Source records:
>> Begin

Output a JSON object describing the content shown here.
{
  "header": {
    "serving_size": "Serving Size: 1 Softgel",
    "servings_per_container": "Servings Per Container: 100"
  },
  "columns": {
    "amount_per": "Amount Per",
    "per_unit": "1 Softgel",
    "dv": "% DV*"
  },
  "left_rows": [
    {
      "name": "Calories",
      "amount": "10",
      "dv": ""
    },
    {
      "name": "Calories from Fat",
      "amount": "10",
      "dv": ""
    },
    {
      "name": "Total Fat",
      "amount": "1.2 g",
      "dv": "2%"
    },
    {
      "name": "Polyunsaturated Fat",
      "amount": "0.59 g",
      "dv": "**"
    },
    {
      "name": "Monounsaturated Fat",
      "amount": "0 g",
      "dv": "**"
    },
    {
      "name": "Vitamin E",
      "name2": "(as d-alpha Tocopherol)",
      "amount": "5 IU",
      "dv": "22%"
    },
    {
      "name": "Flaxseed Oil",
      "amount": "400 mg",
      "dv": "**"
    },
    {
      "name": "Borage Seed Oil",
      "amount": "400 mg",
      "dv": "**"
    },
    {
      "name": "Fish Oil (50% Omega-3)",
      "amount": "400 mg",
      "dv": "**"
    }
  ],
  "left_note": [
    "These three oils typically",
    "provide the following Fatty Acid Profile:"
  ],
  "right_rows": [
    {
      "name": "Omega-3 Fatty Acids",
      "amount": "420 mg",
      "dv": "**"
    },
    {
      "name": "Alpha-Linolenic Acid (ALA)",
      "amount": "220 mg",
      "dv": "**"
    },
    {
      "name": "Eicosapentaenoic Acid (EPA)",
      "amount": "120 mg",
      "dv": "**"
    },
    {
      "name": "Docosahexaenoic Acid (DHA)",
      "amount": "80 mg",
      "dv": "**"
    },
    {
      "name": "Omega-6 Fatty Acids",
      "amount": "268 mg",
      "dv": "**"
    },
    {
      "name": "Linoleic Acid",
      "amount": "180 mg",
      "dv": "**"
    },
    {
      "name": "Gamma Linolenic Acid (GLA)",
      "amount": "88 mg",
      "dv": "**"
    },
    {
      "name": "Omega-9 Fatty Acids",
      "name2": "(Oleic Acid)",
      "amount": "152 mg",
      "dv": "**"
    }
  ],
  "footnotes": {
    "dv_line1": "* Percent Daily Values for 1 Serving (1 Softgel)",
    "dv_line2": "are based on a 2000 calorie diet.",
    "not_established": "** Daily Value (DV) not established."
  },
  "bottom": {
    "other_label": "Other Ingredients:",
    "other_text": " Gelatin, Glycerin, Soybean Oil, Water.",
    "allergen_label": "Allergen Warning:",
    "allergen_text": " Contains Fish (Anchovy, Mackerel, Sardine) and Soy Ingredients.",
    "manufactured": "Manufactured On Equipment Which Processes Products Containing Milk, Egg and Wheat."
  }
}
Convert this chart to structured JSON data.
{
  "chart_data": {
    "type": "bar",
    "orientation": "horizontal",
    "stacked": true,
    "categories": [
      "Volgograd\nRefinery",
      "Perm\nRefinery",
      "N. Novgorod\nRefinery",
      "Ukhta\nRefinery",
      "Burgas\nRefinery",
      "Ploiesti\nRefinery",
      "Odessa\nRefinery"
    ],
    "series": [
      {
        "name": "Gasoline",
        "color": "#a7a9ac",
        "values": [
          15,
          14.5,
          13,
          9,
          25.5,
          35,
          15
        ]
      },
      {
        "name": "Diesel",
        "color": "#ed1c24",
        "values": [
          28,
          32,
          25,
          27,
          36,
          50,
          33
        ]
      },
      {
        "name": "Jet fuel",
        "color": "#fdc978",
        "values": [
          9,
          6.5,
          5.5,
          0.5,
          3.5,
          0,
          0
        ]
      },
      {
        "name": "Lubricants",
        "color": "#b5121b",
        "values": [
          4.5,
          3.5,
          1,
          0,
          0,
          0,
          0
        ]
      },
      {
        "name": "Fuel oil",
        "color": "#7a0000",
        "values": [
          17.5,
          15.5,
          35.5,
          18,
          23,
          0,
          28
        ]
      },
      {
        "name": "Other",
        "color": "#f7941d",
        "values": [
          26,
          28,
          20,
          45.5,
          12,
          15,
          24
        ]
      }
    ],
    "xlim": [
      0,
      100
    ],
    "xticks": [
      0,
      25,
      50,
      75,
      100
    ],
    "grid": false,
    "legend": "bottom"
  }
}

>> End

_Required work:_ Reproduce the final stretch of the data above: every line from the one holding "Convert this chart to structured JSON data." through the end, inclusive, exactly as written and nothing else.

_Expected answer:_
Convert this chart to structured JSON data.
{
  "chart_data": {
    "type": "bar",
    "orientation": "horizontal",
    "stacked": true,
    "categories": [
      "Volgograd\nRefinery",
      "Perm\nRefinery",
      "N. Novgorod\nRefinery",
      "Ukhta\nRefinery",
      "Burgas\nRefinery",
      "Ploiesti\nRefinery",
      "Odessa\nRefinery"
    ],
    "series": [
      {
        "name": "Gasoline",
        "color": "#a7a9ac",
        "values": [
          15,
          14.5,
          13,
          9,
          25.5,
          35,
          15
        ]
      },
      {
        "name": "Diesel",
        "color": "#ed1c24",
        "values": [
          28,
          32,
          25,
          27,
          36,
          50,
          33
        ]
      },
      {
        "name": "Jet fuel",
        "color": "#fdc978",
        "values": [
          9,
          6.5,
          5.5,
          0.5,
          3.5,
          0,
          0
        ]
      },
      {
        "name": "Lubricants",
        "color": "#b5121b",
        "values": [
          4.5,
          3.5,
          1,
          0,
          0,
          0,
          0
        ]
      },
      {
        "name": "Fuel oil",
        "color": "#7a0000",
        "values": [
          17.5,
          15.5,
          35.5,
          18,
          23,
          0,
          28
        ]
      },
      {
        "name": "Other",
        "color": "#f7941d",
        "values": [
          26,
          28,
          20,
          45.5,
          12,
          15,
          24
        ]
      }
    ],
    "xlim": [
      0,
      100
    ],
    "xticks": [
      0,
      25,
      50,
      75,
      100
    ],
    "grid": false,
    "legend": "bottom"
  }
}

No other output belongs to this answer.